RECORDS SHOWN>
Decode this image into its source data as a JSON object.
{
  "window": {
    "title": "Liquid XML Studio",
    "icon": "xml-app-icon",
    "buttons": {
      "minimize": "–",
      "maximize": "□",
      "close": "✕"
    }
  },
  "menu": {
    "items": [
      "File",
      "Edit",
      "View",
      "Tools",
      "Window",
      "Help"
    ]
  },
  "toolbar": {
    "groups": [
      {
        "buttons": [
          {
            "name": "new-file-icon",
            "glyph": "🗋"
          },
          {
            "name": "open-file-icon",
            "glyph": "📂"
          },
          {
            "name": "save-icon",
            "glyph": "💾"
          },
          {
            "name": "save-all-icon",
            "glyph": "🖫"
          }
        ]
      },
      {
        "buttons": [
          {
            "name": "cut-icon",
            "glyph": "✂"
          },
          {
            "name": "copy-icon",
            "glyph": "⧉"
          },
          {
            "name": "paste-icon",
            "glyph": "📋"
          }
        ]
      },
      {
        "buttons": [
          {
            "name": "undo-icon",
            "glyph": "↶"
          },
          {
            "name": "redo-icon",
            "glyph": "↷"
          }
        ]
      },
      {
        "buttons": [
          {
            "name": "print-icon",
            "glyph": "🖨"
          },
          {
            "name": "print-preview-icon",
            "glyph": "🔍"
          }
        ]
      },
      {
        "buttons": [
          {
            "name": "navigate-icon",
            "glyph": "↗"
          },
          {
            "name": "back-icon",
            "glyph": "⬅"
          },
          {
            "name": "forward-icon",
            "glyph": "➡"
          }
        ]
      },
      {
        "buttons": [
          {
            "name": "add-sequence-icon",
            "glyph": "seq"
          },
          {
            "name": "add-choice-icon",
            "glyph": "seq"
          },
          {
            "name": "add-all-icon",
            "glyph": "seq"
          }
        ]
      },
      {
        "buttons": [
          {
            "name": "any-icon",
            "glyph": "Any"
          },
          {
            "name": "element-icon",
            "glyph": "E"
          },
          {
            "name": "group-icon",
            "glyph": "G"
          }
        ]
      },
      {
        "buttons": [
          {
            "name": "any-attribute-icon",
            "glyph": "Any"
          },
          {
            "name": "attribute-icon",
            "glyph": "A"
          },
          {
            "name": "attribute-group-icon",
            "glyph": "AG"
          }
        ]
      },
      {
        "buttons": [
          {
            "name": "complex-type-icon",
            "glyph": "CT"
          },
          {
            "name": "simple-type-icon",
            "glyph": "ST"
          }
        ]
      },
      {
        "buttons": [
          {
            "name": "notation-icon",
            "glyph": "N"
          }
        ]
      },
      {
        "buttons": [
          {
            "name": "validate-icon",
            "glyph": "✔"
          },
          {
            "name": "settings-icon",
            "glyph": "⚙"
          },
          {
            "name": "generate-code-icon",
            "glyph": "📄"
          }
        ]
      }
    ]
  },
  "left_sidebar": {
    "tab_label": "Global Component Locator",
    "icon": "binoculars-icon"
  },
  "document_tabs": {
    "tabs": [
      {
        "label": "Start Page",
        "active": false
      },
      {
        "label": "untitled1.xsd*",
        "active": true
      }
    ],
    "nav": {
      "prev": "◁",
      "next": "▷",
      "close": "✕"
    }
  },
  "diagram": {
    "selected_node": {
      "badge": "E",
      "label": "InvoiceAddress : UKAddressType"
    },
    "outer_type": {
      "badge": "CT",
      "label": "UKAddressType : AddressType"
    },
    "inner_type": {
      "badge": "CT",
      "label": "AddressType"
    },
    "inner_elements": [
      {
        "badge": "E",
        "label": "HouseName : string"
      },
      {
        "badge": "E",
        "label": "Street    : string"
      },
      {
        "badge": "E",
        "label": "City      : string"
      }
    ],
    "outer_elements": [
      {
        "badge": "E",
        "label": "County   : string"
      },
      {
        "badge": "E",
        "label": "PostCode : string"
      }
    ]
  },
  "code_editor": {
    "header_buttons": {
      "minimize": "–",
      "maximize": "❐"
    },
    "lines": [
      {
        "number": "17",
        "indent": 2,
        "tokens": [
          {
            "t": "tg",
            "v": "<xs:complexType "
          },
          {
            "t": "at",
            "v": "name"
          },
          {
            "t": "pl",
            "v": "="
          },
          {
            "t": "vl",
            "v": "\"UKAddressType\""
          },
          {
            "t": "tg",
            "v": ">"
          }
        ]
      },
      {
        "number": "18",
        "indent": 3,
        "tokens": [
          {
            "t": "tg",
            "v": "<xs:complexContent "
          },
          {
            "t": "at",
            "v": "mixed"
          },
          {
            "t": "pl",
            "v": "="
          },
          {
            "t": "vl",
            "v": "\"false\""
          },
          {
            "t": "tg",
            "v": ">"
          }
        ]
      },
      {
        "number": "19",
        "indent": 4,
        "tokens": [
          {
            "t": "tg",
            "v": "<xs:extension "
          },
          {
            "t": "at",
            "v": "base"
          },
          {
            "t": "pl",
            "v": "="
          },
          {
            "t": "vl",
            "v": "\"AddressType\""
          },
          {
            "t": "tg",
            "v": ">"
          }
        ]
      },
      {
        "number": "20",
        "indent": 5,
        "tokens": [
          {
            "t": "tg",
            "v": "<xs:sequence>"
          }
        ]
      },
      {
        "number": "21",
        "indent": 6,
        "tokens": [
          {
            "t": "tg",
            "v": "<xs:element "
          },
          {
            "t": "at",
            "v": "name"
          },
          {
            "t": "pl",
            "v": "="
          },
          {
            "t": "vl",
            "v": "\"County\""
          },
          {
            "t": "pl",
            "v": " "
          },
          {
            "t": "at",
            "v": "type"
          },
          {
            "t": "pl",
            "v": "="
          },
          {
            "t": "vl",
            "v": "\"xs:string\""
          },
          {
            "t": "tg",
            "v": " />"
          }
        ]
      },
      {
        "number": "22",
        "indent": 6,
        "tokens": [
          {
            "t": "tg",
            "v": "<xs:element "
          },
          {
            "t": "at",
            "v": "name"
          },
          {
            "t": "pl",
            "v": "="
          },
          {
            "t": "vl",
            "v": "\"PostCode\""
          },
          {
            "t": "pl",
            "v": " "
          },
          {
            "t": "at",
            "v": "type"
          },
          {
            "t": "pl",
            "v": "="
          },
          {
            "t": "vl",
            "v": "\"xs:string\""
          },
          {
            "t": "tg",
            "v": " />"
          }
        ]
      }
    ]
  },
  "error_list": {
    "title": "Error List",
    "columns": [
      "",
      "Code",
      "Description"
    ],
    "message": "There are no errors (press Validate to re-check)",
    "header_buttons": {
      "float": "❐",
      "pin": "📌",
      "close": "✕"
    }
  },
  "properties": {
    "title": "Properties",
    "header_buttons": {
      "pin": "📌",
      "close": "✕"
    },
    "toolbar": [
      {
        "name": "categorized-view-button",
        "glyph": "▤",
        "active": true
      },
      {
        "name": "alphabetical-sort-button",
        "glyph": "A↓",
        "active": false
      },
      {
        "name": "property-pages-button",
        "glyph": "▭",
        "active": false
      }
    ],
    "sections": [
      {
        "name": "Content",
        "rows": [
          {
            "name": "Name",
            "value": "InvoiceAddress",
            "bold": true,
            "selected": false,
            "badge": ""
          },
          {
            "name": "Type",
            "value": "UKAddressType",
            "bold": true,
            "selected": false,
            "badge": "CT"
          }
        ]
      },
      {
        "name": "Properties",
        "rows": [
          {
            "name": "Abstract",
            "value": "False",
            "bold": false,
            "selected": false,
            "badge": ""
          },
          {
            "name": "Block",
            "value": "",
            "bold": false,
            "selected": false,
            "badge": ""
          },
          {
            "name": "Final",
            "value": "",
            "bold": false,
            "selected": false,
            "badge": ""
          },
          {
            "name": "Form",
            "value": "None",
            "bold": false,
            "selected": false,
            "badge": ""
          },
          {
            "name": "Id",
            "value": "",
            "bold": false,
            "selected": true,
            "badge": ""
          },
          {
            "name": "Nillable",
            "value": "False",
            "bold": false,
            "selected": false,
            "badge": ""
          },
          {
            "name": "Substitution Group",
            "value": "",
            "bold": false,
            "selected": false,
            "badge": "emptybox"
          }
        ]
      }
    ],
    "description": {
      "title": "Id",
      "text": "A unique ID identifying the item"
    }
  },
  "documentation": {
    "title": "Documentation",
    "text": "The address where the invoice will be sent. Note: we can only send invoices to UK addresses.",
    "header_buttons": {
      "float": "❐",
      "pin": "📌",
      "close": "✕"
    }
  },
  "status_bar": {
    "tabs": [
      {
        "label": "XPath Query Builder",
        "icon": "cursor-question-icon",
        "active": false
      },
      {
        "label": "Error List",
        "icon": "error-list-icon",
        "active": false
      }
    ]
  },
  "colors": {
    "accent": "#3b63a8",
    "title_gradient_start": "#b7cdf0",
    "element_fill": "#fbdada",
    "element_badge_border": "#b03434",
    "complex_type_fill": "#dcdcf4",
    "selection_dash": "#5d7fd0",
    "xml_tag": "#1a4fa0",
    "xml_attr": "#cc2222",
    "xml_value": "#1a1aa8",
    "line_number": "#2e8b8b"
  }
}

...

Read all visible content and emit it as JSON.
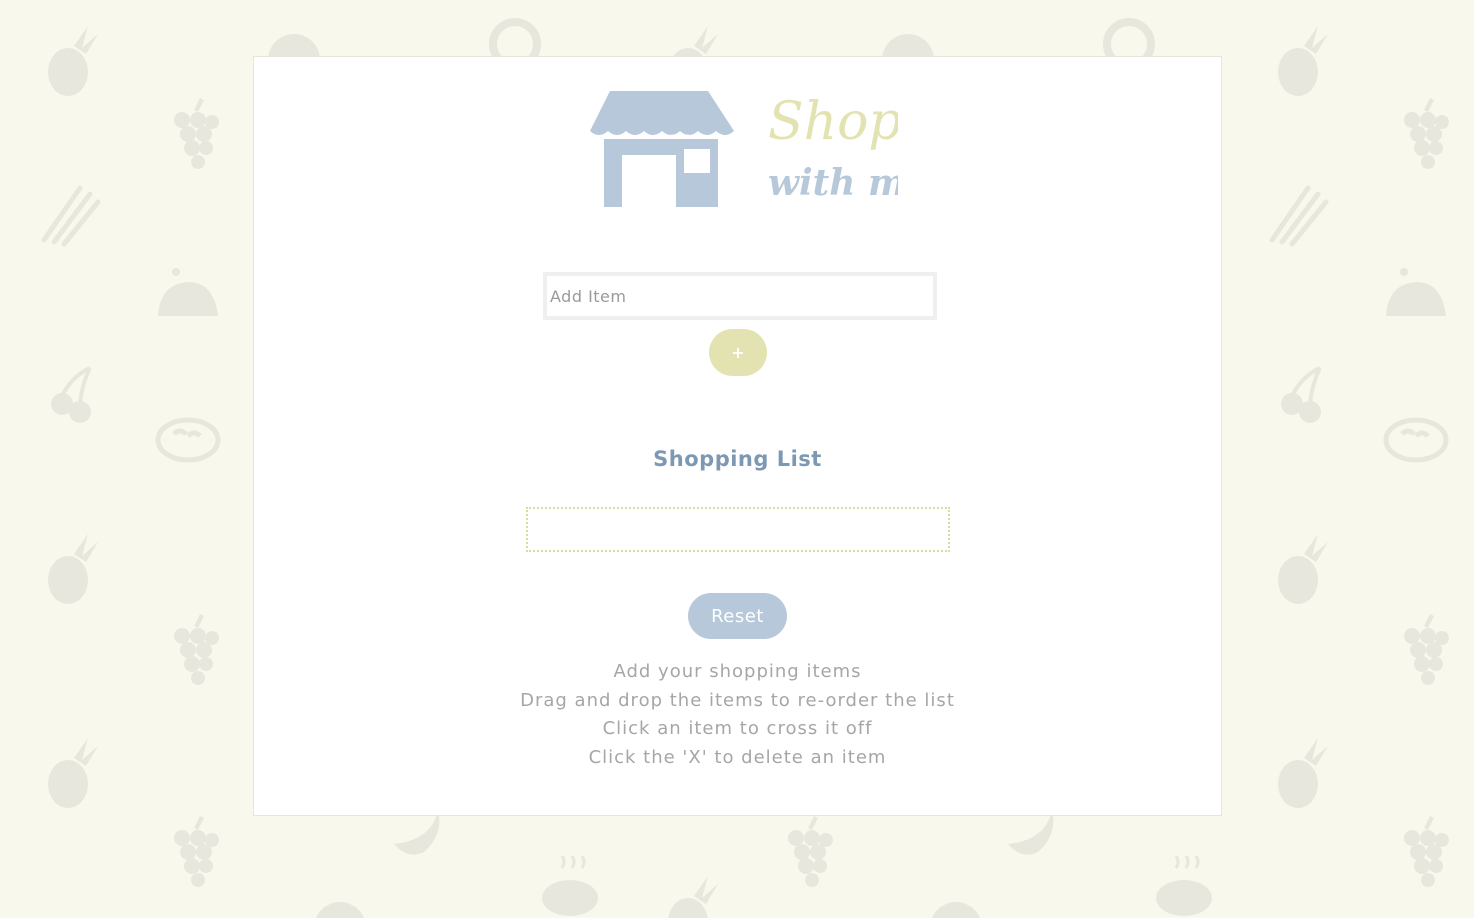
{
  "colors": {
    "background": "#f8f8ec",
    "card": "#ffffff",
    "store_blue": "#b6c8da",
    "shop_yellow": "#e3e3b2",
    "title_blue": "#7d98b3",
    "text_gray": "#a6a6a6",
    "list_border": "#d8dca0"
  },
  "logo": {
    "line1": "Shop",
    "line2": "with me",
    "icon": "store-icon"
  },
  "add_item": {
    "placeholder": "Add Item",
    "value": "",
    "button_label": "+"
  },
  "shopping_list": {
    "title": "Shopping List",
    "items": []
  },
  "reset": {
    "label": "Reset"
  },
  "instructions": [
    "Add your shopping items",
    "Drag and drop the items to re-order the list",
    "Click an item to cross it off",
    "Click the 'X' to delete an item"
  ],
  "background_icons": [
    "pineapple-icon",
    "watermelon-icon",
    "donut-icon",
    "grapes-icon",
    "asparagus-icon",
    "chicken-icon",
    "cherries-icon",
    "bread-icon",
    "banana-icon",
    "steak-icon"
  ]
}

EXERCISE> Go through the data above and find the lines with the word "items". Copy each of those lines.

THE OUTPUT>
    "items": [
    "items": []
    "Add your shopping items",
    "Drag and drop the items to re-order the list",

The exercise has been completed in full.